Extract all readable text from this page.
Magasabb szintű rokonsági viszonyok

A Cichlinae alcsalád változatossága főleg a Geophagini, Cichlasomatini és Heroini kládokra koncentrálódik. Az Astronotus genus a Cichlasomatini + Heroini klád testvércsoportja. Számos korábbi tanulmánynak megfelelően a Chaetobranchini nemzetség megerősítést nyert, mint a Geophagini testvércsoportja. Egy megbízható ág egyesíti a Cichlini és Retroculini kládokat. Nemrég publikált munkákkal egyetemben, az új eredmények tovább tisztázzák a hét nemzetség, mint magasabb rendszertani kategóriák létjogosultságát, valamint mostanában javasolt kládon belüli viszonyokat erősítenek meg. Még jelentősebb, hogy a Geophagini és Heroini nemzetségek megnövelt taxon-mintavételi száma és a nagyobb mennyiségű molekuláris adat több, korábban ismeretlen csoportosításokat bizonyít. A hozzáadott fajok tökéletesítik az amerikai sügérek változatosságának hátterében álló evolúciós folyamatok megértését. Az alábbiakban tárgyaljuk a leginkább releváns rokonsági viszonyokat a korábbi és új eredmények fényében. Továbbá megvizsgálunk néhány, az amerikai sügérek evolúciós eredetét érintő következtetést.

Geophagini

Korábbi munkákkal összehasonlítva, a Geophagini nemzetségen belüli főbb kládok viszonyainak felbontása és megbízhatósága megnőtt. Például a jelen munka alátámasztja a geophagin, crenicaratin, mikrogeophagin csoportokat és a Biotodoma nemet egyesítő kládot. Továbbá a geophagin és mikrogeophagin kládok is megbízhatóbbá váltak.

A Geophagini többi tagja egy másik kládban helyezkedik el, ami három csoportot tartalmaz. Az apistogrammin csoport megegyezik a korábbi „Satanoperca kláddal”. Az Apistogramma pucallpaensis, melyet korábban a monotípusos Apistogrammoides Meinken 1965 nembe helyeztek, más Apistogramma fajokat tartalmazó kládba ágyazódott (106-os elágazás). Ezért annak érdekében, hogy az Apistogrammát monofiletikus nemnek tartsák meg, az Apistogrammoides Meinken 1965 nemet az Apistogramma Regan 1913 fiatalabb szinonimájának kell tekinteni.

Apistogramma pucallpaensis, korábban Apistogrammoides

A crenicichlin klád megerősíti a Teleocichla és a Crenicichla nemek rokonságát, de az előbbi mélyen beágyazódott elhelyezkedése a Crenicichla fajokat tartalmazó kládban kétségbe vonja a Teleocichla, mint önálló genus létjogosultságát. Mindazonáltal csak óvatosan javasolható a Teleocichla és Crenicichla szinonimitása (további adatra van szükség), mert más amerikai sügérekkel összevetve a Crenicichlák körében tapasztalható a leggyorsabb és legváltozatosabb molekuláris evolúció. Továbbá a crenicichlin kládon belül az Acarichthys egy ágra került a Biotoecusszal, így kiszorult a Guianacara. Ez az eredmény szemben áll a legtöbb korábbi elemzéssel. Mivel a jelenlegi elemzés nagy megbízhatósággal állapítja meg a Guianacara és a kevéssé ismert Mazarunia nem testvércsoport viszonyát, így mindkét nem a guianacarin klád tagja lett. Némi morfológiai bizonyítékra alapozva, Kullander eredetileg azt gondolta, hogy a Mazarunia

++++++++++

▶ _YOUR GOAL_
Print the records above in full, exactly.

▶ _EXERCISE ANSWER_
Extract all readable text from this page.
Magasabb szintű rokonsági viszonyok

A Cichlinae alcsalád változatossága főleg a Geophagini, Cichlasomatini és Heroini kládokra koncentrálódik. Az Astronotus genus a Cichlasomatini + Heroini klád testvércsoportja. Számos korábbi tanulmánynak megfelelően a Chaetobranchini nemzetség megerősítést nyert, mint a Geophagini testvércsoportja. Egy megbízható ág egyesíti a Cichlini és Retroculini kládokat. Nemrég publikált munkákkal egyetemben, az új eredmények tovább tisztázzák a hét nemzetség, mint magasabb rendszertani kategóriák létjogosultságát, valamint mostanában javasolt kládon belüli viszonyokat erősítenek meg. Még jelentősebb, hogy a Geophagini és Heroini nemzetségek megnövelt taxon-mintavételi száma és a nagyobb mennyiségű molekuláris adat több, korábban ismeretlen csoportosításokat bizonyít. A hozzáadott fajok tökéletesítik az amerikai sügérek változatosságának hátterében álló evolúciós folyamatok megértését. Az alábbiakban tárgyaljuk a leginkább releváns rokonsági viszonyokat a korábbi és új eredmények fényében. Továbbá megvizsgálunk néhány, az amerikai sügérek evolúciós eredetét érintő következtetést.

Geophagini

Korábbi munkákkal összehasonlítva, a Geophagini nemzetségen belüli főbb kládok viszonyainak felbontása és megbízhatósága megnőtt. Például a jelen munka alátámasztja a geophagin, crenicaratin, mikrogeophagin csoportokat és a Biotodoma nemet egyesítő kládot. Továbbá a geophagin és mikrogeophagin kládok is megbízhatóbbá váltak.

A Geophagini többi tagja egy másik kládban helyezkedik el, ami három csoportot tartalmaz. Az apistogrammin csoport megegyezik a korábbi „Satanoperca kláddal”. Az Apistogramma pucallpaensis, melyet korábban a monotípusos Apistogrammoides Meinken 1965 nembe helyeztek, más Apistogramma fajokat tartalmazó kládba ágyazódott (106-os elágazás). Ezért annak érdekében, hogy az Apistogrammát monofiletikus nemnek tartsák meg, az Apistogrammoides Meinken 1965 nemet az Apistogramma Regan 1913 fiatalabb szinonimájának kell tekinteni.

Apistogramma pucallpaensis, korábban Apistogrammoides

A crenicichlin klád megerősíti a Teleocichla és a Crenicichla nemek rokonságát, de az előbbi mélyen beágyazódott elhelyezkedése a Crenicichla fajokat tartalmazó kládban kétségbe vonja a Teleocichla, mint önálló genus létjogosultságát. Mindazonáltal csak óvatosan javasolható a Teleocichla és Crenicichla szinonimitása (további adatra van szükség), mert más amerikai sügérekkel összevetve a Crenicichlák körében tapasztalható a leggyorsabb és legváltozatosabb molekuláris evolúció. Továbbá a crenicichlin kládon belül az Acarichthys egy ágra került a Biotoecusszal, így kiszorult a Guianacara. Ez az eredmény szemben áll a legtöbb korábbi elemzéssel. Mivel a jelenlegi elemzés nagy megbízhatósággal állapítja meg a Guianacara és a kevéssé ismert Mazarunia nem testvércsoport viszonyát, így mindkét nem a guianacarin klád tagja lett. Némi morfológiai bizonyítékra alapozva, Kullander eredetileg azt gondolta, hogy a Mazarunia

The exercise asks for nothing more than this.